- QUOTED PASSAGE -
################
# whetstones? water stones? sharpening how now?



## metromyth (Jul 6, 2013)

First timer, first post here. Let's cut to the chase: I dearly need advice on a good sharpening set. I would love to invest in a good set of water stones, but a couple days of preliminary research into the topic online has me feeling way over my head. There are way too many options to choose from, and besides knowing that I will probably need multiple stones of different types of grit, I don't know where to begin.

I am brand new. Never sharpened with stones before. Instead I was happily going through life assuming an electric sharpener would do me just fine forever, but lately I have been wanting to improve on my home knife set and buy much better quality knives that will last longer. When looking into higher quality options, I also found that apparently I am an idiot, and buying a better knife just to wear it down with an electric sharpener all too soon completely negates my original desire for longevity. Young and naiive, I tell you.

Anyway, before I drop a dime on a more expensive chef knife (and it kills me to have to wait, because ooh, shiny) I want to teach myself how to properly sharpen with the knives I already have. I don't have culinary education experience and my kitchen mentors are basically my grandma and the rudimentary kitchen experience I have gained from working in a corporate restaurant. Also you-tube videos and blog posts. This is mostly for my practice and enjoyment at home, because I love food and I love preparing it.
################
- GIVEN RECORDS -

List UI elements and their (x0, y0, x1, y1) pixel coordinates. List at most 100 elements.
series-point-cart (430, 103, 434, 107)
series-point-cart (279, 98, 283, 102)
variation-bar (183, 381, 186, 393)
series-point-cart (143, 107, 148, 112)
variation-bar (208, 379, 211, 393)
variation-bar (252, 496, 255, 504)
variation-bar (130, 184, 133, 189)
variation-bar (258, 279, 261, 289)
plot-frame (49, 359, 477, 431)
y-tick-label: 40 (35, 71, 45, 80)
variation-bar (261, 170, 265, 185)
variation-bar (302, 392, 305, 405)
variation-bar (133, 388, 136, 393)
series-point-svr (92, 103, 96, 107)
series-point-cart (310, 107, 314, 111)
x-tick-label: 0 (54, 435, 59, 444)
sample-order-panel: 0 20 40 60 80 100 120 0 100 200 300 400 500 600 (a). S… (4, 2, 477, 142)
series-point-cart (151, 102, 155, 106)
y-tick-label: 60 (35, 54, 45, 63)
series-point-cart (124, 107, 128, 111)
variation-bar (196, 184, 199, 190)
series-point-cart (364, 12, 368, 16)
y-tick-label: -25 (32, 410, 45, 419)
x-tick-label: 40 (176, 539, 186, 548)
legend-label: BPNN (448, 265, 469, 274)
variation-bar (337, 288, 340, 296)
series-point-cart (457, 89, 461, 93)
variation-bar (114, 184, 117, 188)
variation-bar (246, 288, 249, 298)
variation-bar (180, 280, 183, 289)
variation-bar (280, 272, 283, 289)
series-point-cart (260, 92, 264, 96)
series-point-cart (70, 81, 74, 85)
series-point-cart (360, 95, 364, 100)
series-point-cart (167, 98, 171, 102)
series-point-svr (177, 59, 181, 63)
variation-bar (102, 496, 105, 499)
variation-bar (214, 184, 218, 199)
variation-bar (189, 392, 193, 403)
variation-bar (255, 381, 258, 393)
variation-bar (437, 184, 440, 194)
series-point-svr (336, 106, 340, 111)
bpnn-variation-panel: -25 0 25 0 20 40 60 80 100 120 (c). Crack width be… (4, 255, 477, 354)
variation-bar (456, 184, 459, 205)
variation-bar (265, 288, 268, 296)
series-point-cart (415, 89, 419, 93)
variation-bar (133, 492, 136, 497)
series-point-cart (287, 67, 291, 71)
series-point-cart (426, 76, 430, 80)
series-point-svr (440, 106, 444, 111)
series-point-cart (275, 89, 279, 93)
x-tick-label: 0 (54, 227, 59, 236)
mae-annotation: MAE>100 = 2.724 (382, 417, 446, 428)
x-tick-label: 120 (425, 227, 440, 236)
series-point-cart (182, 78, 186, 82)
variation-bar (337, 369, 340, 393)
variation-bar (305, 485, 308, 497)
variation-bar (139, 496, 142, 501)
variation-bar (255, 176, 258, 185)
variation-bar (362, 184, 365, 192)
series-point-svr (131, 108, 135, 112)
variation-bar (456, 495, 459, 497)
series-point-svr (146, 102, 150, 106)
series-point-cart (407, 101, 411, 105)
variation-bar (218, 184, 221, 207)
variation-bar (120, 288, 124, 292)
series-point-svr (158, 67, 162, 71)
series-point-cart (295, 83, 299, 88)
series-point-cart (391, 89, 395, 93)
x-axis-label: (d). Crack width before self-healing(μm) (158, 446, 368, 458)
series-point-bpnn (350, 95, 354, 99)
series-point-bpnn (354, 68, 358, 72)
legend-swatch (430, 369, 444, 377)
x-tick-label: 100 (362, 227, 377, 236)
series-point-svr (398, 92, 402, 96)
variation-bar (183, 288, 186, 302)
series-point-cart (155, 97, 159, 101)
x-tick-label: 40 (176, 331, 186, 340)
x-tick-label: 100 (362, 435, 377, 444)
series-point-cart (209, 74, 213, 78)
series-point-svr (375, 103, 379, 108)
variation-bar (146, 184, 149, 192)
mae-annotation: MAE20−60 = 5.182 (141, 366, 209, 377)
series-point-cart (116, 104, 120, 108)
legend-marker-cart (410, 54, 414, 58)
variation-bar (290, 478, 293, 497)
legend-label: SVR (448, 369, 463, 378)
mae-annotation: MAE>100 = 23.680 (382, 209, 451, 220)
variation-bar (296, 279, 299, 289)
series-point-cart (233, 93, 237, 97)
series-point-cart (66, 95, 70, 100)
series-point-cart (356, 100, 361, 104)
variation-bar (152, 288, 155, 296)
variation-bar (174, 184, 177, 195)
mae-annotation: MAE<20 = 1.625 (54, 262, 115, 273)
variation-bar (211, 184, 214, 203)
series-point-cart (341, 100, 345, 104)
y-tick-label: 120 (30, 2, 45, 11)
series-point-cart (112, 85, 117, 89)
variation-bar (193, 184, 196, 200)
################
- TASKS TO PERFORM -
(1) Render this sentence from the forum post about sharpening stones into Spanish: "There are way too many options to choose from, and besides knowing that I will probably need multiple stones of different types of grit, I don't know where to begin."
(2) Write the next part of the forum post about sharpening stones, picking up right after its final sentence.

- RESULTS FOR EACH TASK -
(1) Hay demasiadas opciones para elegir, y aparte de saber que probablemente necesitaré varias piedras con distintos tipos de grano, no sé por dónde empezar.

(2)
About me: I am a casual chef at home. I get to cook about twice a week. I currently have a small set of cutco knives (did I mention young and naiive?) and I tend to use my chef knife for pretty much everything. Other than that I use my paring knife and my bread knife the most (I bake, a lot). I am perfectly willing to dedicate time to proper sharpening and care of my knives, and to learn to do it right.

So 1)is this even feasible considering my resources and 2)help, please.


----------



## jima (Nov 29, 2012)

MetoMyth

Just enter sharpening knives in the the *Forum Nav: *and press* GO and *it will take you many, many, many past discussions on sharpening knives and discussions on using wet stones. Also _www.*Sharpening*Supplies.com_

has discussions and videos on sharpening knives.

JimA in Defiance MO


----------



## jima (Nov 29, 2012)

MetroMyth

My earlier direction won't get you where you need to go. Hit the *Articles* tab at the top of the page and then type in sharpening knives in the Search Box and hit the *Search* button.

Sorry about that.

JimA in Defiance, MO


----------



## boar_d_laze (Feb 13, 2008)

Any sharpening stone is a "whet stone."  To whet, means to sharpen. 

There are many kinds of sharpening stones.  The two most common kinds are "oil stones," and "water stones."  Most strong, hard knife alloys (strong and hard are terms of art) sharpen significantly more efficiently on water stones than oil stones.  Many tough, soft (also terms of art) alloys sharpen slightly better on oil stones.  If you're only going to buy one set of stones you're probably better buying water stones.

Water stones come in all sorts quality and price levels.  The rule of thumb is that you might not get what you pay for, but that you certainly won't get what you don't pay for.  There's enough knowledge on this forum to guide you to a good set of stones.

Water stones and oil stones work differently from one another.  The primary difference is not the kind of liquid either.  In fact, oil stones are almost as commonly used with water, soap, soapy water or dry as they are with oil.  I use two synthetic and two natural oil stones; almost always using them dry, and never with oil.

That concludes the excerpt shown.